[Voci di disposizione spaziale]
_____

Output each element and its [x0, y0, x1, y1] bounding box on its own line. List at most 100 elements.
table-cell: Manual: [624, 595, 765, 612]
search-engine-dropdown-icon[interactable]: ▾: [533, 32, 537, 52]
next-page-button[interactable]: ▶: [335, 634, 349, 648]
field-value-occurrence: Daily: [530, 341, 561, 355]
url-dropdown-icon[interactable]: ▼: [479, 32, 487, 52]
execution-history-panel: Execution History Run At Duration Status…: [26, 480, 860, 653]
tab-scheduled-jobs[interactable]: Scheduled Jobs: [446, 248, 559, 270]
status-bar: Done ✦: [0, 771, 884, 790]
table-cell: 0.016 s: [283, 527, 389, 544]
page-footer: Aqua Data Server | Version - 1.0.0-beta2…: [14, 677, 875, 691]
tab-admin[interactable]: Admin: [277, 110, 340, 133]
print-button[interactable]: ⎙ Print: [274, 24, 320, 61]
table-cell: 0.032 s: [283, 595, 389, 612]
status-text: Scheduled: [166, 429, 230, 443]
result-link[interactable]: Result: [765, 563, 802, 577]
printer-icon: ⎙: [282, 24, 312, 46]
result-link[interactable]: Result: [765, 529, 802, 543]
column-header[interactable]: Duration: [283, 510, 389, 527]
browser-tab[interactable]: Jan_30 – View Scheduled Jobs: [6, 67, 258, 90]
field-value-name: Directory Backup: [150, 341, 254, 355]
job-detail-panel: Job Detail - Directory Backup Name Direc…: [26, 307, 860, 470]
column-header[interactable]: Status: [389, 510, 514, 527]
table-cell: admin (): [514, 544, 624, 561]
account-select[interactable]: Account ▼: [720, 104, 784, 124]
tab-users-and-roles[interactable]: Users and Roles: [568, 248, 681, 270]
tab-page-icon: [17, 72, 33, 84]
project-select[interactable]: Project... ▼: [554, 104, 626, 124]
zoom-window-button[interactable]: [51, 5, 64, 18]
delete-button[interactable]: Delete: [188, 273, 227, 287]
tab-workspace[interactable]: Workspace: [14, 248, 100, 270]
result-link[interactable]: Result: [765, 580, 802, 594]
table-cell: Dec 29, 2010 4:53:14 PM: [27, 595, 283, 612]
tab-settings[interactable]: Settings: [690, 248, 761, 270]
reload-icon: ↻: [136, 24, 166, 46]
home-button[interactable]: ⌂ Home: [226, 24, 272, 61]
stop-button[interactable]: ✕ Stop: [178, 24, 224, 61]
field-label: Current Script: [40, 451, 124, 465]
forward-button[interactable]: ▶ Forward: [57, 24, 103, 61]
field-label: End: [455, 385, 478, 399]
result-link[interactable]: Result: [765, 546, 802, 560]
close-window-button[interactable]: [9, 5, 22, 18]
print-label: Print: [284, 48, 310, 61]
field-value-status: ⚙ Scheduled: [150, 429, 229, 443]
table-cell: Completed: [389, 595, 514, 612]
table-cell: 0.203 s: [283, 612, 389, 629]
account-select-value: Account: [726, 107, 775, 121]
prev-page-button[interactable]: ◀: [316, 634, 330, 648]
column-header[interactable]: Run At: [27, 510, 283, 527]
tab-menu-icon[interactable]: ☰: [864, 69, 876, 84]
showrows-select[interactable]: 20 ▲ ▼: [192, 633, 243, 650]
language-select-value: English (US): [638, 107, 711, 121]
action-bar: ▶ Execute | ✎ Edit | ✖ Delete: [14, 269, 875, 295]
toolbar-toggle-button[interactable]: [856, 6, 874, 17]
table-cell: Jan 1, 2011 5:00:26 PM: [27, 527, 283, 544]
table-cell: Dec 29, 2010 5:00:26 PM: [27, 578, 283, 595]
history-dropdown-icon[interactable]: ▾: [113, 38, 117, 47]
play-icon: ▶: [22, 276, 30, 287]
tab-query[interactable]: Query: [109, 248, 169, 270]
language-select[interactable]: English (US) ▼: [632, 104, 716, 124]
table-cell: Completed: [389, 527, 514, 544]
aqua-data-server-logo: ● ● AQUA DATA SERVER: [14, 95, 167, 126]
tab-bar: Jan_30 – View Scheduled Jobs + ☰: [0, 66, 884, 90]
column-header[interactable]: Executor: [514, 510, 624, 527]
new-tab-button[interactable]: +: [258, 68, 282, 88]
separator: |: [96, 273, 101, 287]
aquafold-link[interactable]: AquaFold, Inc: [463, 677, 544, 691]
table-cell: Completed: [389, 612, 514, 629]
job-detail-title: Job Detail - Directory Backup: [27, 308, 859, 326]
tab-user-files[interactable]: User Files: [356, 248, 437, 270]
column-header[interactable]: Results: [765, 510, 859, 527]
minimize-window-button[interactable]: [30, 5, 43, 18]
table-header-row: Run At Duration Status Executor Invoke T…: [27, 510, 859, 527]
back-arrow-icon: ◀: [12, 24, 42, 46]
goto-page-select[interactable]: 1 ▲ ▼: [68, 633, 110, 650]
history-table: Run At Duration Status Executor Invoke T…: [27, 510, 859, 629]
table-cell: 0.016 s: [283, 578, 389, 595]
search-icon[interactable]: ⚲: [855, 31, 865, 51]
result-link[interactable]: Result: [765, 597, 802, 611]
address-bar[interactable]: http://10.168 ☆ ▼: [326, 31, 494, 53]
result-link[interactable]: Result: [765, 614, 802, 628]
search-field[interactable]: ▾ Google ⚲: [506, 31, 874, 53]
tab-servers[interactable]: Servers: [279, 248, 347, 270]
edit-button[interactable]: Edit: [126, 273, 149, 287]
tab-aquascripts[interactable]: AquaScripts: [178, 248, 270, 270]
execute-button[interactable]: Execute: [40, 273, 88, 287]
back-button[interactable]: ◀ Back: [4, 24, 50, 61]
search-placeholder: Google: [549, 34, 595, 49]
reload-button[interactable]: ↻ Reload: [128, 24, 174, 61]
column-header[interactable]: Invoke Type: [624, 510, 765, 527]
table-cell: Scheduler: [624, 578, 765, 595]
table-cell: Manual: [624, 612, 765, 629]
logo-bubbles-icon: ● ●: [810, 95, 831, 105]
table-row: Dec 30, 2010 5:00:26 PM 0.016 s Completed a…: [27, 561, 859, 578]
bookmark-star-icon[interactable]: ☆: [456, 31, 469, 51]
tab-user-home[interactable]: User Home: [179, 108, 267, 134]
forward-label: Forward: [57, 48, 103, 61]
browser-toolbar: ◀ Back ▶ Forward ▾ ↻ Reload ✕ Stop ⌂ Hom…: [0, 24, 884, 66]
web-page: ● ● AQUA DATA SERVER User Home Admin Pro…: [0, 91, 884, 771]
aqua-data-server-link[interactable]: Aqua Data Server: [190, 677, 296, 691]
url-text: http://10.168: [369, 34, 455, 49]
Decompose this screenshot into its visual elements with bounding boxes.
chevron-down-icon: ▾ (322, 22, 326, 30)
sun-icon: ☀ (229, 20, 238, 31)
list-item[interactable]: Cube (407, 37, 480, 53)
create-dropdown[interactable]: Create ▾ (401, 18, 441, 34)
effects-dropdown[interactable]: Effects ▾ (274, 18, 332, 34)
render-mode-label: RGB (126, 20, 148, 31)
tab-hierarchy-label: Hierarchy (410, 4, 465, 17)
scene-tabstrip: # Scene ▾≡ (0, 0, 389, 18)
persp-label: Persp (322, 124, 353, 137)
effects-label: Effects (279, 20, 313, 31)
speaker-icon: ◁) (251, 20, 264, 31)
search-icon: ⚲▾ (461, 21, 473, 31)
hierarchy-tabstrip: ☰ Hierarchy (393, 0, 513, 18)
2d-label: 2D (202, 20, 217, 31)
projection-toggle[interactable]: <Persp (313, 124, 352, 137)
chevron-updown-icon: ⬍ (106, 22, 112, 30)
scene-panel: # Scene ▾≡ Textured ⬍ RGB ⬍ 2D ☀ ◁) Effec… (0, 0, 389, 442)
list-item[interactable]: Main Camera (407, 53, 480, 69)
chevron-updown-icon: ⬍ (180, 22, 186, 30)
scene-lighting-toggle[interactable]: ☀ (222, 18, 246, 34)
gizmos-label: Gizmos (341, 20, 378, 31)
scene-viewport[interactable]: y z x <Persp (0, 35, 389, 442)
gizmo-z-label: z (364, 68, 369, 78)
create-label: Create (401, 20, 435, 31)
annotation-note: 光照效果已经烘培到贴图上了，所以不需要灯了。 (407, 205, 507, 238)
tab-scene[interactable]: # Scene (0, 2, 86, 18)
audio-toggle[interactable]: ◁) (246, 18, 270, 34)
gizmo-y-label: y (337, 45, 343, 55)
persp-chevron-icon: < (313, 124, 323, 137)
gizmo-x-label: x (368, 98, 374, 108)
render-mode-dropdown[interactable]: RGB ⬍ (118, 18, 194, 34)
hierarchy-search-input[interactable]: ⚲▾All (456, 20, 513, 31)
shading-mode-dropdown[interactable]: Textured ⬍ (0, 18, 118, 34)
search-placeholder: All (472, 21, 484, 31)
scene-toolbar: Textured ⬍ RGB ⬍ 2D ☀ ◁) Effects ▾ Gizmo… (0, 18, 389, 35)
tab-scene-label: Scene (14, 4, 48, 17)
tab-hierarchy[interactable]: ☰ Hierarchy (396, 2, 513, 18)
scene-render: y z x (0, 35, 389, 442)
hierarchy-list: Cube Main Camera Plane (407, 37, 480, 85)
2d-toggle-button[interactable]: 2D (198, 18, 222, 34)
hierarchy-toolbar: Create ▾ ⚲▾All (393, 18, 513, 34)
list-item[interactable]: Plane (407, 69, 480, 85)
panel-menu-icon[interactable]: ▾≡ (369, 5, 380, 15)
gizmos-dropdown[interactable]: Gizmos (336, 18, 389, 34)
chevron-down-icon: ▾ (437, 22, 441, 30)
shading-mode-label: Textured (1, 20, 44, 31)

_____

#### [COMPITO BREVE]
Modifica, per favore, le voci dalla prima riga fino alla riga con "status-bar: Done ✦: [0, 771, 884, 790]" inclusa, sostituendo "Daily" con "Weekly" e lasciando tutto il resto invariato.

#### [SOLUZIONE]
Output each element and its [x0, y0, x1, y1] bounding box on its own line. List at most 100 elements.
table-cell: Manual: [624, 595, 765, 612]
search-engine-dropdown-icon[interactable]: ▾: [533, 32, 537, 52]
next-page-button[interactable]: ▶: [335, 634, 349, 648]
field-value-occurrence: Weekly: [530, 341, 561, 355]
url-dropdown-icon[interactable]: ▼: [479, 32, 487, 52]
execution-history-panel: Execution History Run At Duration Status…: [26, 480, 860, 653]
tab-scheduled-jobs[interactable]: Scheduled Jobs: [446, 248, 559, 270]
status-bar: Done ✦: [0, 771, 884, 790]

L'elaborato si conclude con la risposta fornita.